** begin **

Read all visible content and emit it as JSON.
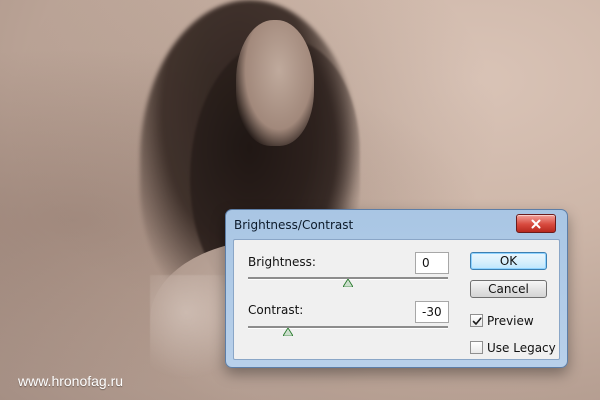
{
  "background": {
    "watermark_text": "www.hronofag.ru"
  },
  "dialog": {
    "title": "Brightness/Contrast",
    "brightness": {
      "label": "Brightness:",
      "value": "0",
      "slider_fraction": 0.5
    },
    "contrast": {
      "label": "Contrast:",
      "value": "-30",
      "slider_fraction": 0.2
    },
    "buttons": {
      "ok_label": "OK",
      "cancel_label": "Cancel"
    },
    "options": {
      "preview_label": "Preview",
      "preview_checked": true,
      "legacy_label": "Use Legacy",
      "legacy_checked": false
    },
    "icons": {
      "close": "close-icon",
      "slider_thumb": "triangle-up-icon",
      "checkmark": "checkmark-icon"
    },
    "colors": {
      "thumb_green": "#2e7d32",
      "ok_blue": "#3c7fb1",
      "close_red": "#d84a3e"
    }
  }
}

** end **

* _Requirement_: Pictures are excluded; output everything else in the data verbatim.

* _In response_:
Read all visible content and emit it as JSON.
{
  "background": {
    "watermark_text": "www.hronofag.ru"
  },
  "dialog": {
    "title": "Brightness/Contrast",
    "brightness": {
      "label": "Brightness:",
      "value": "0",
      "slider_fraction": 0.5
    },
    "contrast": {
      "label": "Contrast:",
      "value": "-30",
      "slider_fraction": 0.2
    },
    "buttons": {
      "ok_label": "OK",
      "cancel_label": "Cancel"
    },
    "options": {
      "preview_label": "Preview",
      "preview_checked": true,
      "legacy_label": "Use Legacy",
      "legacy_checked": false
    },
    "icons": {
      "close": "close-icon",
      "slider_thumb": "triangle-up-icon",
      "checkmark": "checkmark-icon"
    },
    "colors": {
      "thumb_green": "#2e7d32",
      "ok_blue": "#3c7fb1",
      "close_red": "#d84a3e"
    }
  }
}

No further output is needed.